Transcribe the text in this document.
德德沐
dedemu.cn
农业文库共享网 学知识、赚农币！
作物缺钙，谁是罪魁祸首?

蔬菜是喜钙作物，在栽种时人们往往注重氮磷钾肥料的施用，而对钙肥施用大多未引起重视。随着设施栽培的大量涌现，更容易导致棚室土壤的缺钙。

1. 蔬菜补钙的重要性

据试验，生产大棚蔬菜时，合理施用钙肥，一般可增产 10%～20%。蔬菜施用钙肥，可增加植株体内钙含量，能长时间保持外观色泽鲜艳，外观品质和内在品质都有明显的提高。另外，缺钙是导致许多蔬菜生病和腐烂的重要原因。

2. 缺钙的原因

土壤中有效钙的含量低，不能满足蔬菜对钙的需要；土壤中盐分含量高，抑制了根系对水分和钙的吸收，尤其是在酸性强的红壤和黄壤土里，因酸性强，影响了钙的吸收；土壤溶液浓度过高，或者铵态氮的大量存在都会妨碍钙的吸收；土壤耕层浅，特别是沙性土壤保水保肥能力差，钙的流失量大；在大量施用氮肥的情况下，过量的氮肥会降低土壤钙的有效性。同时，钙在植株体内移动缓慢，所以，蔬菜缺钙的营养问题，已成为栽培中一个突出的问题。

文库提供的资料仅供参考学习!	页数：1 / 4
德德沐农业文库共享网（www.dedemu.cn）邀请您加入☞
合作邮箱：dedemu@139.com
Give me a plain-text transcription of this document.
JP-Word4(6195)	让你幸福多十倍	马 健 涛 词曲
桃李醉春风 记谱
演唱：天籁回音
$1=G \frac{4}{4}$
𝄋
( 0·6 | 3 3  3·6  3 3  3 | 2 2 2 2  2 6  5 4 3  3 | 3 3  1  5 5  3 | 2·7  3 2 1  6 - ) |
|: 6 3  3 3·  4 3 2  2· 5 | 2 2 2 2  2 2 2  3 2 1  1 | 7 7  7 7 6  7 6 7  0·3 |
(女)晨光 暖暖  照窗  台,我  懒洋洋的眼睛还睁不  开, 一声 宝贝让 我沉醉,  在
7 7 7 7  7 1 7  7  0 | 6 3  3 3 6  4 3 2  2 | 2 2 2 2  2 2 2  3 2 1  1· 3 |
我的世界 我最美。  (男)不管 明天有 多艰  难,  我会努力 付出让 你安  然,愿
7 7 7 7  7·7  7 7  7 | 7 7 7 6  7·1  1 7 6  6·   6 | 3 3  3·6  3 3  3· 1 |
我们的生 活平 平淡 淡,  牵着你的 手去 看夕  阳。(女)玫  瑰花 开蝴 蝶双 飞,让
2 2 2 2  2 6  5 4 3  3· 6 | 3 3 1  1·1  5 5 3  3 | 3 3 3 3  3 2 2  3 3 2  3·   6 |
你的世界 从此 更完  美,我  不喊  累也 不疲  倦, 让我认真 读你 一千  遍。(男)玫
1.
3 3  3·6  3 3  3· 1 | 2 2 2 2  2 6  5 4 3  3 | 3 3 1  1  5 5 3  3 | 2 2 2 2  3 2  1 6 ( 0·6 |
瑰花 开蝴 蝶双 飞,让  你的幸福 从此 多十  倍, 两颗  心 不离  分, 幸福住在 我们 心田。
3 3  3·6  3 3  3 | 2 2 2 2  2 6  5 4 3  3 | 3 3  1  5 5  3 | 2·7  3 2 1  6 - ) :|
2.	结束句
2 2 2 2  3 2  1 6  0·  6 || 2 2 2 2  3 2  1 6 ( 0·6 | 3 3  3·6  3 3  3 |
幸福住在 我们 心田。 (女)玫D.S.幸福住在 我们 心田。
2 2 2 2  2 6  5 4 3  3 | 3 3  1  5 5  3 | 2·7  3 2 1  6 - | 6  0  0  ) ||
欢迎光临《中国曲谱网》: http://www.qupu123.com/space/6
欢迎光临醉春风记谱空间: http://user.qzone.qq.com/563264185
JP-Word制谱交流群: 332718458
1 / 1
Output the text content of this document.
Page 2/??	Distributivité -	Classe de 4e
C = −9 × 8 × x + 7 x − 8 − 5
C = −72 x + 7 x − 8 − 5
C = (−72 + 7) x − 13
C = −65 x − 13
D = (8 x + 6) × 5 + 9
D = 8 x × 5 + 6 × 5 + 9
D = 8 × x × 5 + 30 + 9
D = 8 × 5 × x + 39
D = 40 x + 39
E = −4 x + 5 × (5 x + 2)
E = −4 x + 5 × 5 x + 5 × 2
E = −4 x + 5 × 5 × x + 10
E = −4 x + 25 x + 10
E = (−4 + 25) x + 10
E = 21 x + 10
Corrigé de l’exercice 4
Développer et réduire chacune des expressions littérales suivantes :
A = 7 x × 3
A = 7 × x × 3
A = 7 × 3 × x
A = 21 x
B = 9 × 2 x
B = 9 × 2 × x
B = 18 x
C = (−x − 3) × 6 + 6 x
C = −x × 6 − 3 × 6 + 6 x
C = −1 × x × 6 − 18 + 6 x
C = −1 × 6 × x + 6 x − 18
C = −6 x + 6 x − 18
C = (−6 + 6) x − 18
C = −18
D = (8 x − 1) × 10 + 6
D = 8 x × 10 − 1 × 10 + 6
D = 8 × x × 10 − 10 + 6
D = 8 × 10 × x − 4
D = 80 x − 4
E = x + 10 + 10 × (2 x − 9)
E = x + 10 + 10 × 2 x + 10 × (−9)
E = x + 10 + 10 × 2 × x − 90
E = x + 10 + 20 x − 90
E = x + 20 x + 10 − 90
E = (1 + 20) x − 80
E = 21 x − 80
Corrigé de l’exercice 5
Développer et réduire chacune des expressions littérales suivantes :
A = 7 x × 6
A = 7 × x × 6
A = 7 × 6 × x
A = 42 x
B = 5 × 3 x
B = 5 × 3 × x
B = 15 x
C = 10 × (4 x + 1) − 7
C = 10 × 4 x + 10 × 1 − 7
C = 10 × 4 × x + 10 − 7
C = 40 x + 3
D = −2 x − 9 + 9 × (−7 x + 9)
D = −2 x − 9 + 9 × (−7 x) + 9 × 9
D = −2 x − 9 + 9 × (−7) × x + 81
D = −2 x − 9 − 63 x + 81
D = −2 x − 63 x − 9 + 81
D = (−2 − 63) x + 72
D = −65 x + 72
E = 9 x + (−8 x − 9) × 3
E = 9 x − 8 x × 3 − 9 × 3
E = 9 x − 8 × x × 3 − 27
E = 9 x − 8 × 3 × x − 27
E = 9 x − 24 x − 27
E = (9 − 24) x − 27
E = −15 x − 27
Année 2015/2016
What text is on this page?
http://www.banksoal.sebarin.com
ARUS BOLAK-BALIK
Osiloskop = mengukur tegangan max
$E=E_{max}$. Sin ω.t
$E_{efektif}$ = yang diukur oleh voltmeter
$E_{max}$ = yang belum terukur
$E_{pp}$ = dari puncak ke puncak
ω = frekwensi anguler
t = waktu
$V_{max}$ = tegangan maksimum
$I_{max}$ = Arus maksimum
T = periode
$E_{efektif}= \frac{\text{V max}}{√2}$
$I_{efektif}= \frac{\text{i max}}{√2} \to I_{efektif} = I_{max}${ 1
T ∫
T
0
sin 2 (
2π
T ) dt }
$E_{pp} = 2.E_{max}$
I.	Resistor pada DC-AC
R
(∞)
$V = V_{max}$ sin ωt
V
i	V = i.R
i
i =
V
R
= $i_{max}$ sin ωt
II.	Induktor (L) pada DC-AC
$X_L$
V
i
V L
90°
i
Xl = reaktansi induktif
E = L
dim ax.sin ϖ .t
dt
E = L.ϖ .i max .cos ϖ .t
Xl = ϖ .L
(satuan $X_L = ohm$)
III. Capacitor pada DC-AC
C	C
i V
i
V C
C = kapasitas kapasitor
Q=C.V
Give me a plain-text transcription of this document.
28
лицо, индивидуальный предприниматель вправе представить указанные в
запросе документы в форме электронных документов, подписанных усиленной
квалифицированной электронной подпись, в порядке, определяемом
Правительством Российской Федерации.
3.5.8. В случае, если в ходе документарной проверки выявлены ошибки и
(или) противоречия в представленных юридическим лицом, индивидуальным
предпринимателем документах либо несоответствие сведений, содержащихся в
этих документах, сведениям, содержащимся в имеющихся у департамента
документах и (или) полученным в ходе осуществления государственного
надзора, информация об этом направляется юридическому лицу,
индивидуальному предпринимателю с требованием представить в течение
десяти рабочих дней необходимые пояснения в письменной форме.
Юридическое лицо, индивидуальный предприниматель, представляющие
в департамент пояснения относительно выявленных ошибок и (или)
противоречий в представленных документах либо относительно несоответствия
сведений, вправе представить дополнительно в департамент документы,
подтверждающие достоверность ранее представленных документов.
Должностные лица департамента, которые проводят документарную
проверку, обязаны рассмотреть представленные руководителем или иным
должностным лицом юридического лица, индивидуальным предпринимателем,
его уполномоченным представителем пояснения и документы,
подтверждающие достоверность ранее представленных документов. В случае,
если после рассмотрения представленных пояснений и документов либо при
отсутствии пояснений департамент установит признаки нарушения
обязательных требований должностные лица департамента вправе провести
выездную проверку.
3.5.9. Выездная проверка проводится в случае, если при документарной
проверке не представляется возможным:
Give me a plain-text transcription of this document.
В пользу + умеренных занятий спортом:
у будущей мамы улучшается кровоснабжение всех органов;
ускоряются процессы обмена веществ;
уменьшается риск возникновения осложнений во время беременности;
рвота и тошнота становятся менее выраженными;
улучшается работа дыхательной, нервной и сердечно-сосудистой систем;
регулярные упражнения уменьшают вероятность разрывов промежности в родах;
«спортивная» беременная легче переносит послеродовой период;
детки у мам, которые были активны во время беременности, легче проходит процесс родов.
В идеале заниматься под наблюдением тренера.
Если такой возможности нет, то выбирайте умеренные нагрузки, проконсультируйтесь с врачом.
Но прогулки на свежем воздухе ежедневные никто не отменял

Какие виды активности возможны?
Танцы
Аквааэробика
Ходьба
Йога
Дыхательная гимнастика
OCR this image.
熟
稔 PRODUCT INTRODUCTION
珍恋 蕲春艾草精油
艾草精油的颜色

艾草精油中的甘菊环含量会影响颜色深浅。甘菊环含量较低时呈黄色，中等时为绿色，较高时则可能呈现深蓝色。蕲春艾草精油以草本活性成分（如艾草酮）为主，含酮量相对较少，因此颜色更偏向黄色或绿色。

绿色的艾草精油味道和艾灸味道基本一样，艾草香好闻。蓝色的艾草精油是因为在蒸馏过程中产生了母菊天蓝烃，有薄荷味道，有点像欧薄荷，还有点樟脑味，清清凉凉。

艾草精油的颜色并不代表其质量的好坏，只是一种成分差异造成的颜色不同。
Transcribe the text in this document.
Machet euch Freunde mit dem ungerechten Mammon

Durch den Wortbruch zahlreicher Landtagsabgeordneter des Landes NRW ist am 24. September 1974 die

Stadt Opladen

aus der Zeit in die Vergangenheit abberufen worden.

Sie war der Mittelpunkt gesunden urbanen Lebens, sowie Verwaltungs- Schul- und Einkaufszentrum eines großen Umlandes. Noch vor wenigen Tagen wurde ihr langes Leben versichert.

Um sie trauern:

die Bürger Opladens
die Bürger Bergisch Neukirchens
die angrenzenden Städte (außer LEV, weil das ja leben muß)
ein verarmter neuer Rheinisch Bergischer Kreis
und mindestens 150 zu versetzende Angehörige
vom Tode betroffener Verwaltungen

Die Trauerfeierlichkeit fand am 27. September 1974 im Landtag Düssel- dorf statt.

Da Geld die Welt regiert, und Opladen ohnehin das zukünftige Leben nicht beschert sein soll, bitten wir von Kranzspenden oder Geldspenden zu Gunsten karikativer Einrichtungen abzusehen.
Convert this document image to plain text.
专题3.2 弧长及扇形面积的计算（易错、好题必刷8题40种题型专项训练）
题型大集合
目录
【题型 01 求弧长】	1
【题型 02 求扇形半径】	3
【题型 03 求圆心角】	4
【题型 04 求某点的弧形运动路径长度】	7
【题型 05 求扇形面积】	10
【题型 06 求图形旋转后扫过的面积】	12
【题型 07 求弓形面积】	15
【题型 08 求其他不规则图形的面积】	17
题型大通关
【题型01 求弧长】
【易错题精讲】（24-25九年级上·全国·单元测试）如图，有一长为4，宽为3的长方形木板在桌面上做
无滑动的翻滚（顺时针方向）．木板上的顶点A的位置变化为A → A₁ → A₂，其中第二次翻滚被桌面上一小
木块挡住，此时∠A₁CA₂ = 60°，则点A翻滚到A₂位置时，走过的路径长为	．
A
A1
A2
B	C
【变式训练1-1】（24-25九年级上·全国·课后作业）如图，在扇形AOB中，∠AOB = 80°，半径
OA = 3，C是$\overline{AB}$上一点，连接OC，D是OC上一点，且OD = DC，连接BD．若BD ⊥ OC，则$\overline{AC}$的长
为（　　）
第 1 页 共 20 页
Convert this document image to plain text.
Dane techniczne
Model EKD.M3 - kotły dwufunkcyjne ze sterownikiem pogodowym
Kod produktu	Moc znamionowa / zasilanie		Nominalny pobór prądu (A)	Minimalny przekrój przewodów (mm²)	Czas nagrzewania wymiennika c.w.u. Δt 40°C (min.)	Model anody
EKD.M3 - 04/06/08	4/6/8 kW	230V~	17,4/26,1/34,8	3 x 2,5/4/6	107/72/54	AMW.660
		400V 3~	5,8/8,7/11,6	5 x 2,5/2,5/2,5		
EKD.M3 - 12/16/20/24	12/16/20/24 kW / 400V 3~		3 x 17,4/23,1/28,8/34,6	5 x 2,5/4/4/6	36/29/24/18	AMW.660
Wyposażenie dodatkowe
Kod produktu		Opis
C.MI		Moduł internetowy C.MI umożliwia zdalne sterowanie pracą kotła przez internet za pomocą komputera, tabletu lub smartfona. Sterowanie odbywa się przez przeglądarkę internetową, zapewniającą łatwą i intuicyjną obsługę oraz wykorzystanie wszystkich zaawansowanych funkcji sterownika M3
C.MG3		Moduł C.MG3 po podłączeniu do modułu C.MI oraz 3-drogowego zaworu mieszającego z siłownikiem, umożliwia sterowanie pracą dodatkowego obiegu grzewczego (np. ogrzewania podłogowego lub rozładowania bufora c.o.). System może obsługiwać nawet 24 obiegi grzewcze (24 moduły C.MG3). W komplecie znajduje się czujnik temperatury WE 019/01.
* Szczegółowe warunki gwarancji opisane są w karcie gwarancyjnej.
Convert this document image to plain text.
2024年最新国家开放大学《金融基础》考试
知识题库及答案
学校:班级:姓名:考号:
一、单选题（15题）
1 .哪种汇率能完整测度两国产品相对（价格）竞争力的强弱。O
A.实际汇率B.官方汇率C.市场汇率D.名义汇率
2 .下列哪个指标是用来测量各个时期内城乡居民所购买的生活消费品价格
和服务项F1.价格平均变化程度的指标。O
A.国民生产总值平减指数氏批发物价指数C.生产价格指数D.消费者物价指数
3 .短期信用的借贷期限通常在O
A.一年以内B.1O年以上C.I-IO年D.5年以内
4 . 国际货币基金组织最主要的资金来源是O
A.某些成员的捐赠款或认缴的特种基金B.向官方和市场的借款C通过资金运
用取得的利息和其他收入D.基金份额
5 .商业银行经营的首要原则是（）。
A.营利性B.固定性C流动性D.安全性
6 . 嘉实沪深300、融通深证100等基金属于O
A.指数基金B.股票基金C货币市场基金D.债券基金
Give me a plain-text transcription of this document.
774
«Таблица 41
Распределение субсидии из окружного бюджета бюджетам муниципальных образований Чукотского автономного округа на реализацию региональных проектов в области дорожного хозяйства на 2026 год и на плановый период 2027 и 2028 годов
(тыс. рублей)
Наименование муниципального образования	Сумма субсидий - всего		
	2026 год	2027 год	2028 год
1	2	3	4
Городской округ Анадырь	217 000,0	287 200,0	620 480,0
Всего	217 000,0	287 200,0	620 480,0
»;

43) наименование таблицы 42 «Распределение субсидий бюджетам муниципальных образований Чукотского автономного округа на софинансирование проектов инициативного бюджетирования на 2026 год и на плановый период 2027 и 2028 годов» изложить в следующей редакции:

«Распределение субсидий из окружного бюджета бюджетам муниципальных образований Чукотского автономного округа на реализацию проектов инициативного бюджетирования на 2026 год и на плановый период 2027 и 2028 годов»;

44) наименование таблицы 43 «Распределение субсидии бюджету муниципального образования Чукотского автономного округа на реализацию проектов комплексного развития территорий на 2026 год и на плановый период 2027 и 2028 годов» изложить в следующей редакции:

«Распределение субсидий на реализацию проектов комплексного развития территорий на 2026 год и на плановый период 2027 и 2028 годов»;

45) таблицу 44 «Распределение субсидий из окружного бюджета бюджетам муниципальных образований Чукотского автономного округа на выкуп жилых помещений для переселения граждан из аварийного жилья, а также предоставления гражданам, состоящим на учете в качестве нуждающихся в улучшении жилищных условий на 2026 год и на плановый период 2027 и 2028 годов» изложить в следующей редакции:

-----

• _Task goal_: Search the records for the word "индивидуальным". Copy every line that has it.

• _Answer to this problem_:
(или) противоречия в представленных юридическим лицом, индивидуальным
должностным лицом юридического лица, индивидуальным предпринимателем,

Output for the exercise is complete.